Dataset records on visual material
^^^^^^^^^^^^^^^^
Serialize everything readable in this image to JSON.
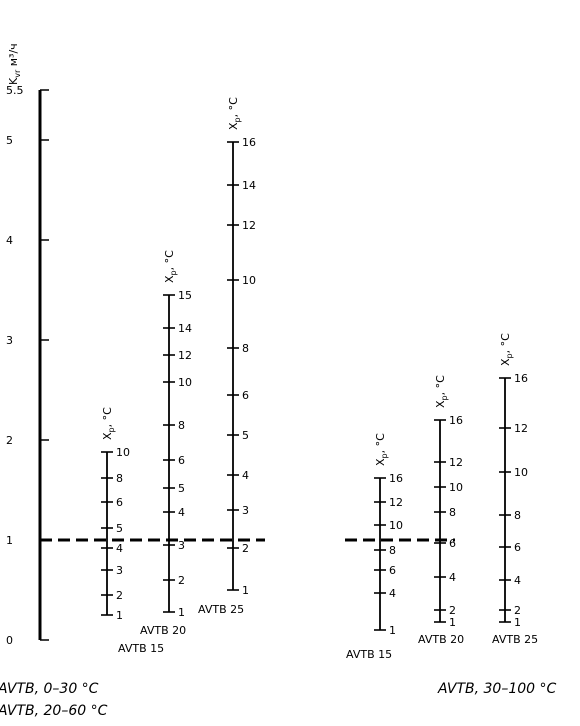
{
  "chart_data": {
    "type": "nomogram",
    "y_axis": {
      "label": "K",
      "label_sub": "vr",
      "label_unit": " м³/ч",
      "range": [
        0,
        5.5
      ],
      "ticks": [
        {
          "value": 0,
          "label": "0"
        },
        {
          "value": 1,
          "label": "1"
        },
        {
          "value": 2,
          "label": "2"
        },
        {
          "value": 3,
          "label": "3"
        },
        {
          "value": 4,
          "label": "4"
        },
        {
          "value": 5,
          "label": "5"
        },
        {
          "value": 5.5,
          "label": "5.5"
        }
      ]
    },
    "reference_line": {
      "value": 1,
      "style": "dashed"
    },
    "scale_header": {
      "main": "X",
      "sub": "p",
      "unit": ", °C"
    },
    "groups": [
      {
        "caption": [
          "AVTB, 0–30 °C",
          "AVTB, 20–60 °C"
        ],
        "scales": [
          {
            "name": "AVTB 15",
            "bottom": 0.25,
            "top": 1.88,
            "ticks": [
              {
                "k": 0.25,
                "label": "1"
              },
              {
                "k": 0.45,
                "label": "2"
              },
              {
                "k": 0.7,
                "label": "3"
              },
              {
                "k": 0.92,
                "label": "4"
              },
              {
                "k": 1.12,
                "label": "5"
              },
              {
                "k": 1.38,
                "label": "6"
              },
              {
                "k": 1.62,
                "label": "8"
              },
              {
                "k": 1.88,
                "label": "10"
              }
            ]
          },
          {
            "name": "AVTB 20",
            "bottom": 0.28,
            "top": 3.45,
            "ticks": [
              {
                "k": 0.28,
                "label": "1"
              },
              {
                "k": 0.6,
                "label": "2"
              },
              {
                "k": 0.95,
                "label": "3"
              },
              {
                "k": 1.28,
                "label": "4"
              },
              {
                "k": 1.52,
                "label": "5"
              },
              {
                "k": 1.8,
                "label": "6"
              },
              {
                "k": 2.15,
                "label": "8"
              },
              {
                "k": 2.58,
                "label": "10"
              },
              {
                "k": 2.85,
                "label": "12"
              },
              {
                "k": 3.12,
                "label": "14"
              },
              {
                "k": 3.45,
                "label": "15"
              }
            ]
          },
          {
            "name": "AVTB 25",
            "bottom": 0.5,
            "top": 4.98,
            "ticks": [
              {
                "k": 0.5,
                "label": "1"
              },
              {
                "k": 0.92,
                "label": "2"
              },
              {
                "k": 1.3,
                "label": "3"
              },
              {
                "k": 1.65,
                "label": "4"
              },
              {
                "k": 2.05,
                "label": "5"
              },
              {
                "k": 2.45,
                "label": "6"
              },
              {
                "k": 2.92,
                "label": "8"
              },
              {
                "k": 3.6,
                "label": "10"
              },
              {
                "k": 4.15,
                "label": "12"
              },
              {
                "k": 4.55,
                "label": "14"
              },
              {
                "k": 4.98,
                "label": "16"
              }
            ]
          }
        ]
      },
      {
        "caption": [
          "AVTB, 30–100 °C"
        ],
        "scales": [
          {
            "name": "AVTB 15",
            "bottom": 0.1,
            "top": 1.62,
            "ticks": [
              {
                "k": 0.1,
                "label": "1"
              },
              {
                "k": 0.47,
                "label": "4"
              },
              {
                "k": 0.7,
                "label": "6"
              },
              {
                "k": 0.9,
                "label": "8"
              },
              {
                "k": 1.15,
                "label": "10"
              },
              {
                "k": 1.38,
                "label": "12"
              },
              {
                "k": 1.62,
                "label": "16"
              }
            ]
          },
          {
            "name": "AVTB 20",
            "bottom": 0.18,
            "top": 2.2,
            "ticks": [
              {
                "k": 0.18,
                "label": "1"
              },
              {
                "k": 0.3,
                "label": "2"
              },
              {
                "k": 0.63,
                "label": "4"
              },
              {
                "k": 0.97,
                "label": "6"
              },
              {
                "k": 1.28,
                "label": "8"
              },
              {
                "k": 1.53,
                "label": "10"
              },
              {
                "k": 1.78,
                "label": "12"
              },
              {
                "k": 2.2,
                "label": "16"
              }
            ]
          },
          {
            "name": "AVTB 25",
            "bottom": 0.18,
            "top": 2.62,
            "ticks": [
              {
                "k": 0.18,
                "label": "1"
              },
              {
                "k": 0.3,
                "label": "2"
              },
              {
                "k": 0.6,
                "label": "4"
              },
              {
                "k": 0.93,
                "label": "6"
              },
              {
                "k": 1.25,
                "label": "8"
              },
              {
                "k": 1.68,
                "label": "10"
              },
              {
                "k": 2.12,
                "label": "12"
              },
              {
                "k": 2.62,
                "label": "16"
              }
            ]
          }
        ]
      }
    ]
  }
}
^^^^^^^^^^^^^^^^
# Written request:
Pick out each line above that includes "value" and show it.

# Result of this exercise:
          "value": 0,
          "value": 1,
          "value": 2,
          "value": 3,
          "value": 4,
          "value": 5,
          "value": 5.5,
      "value": 1,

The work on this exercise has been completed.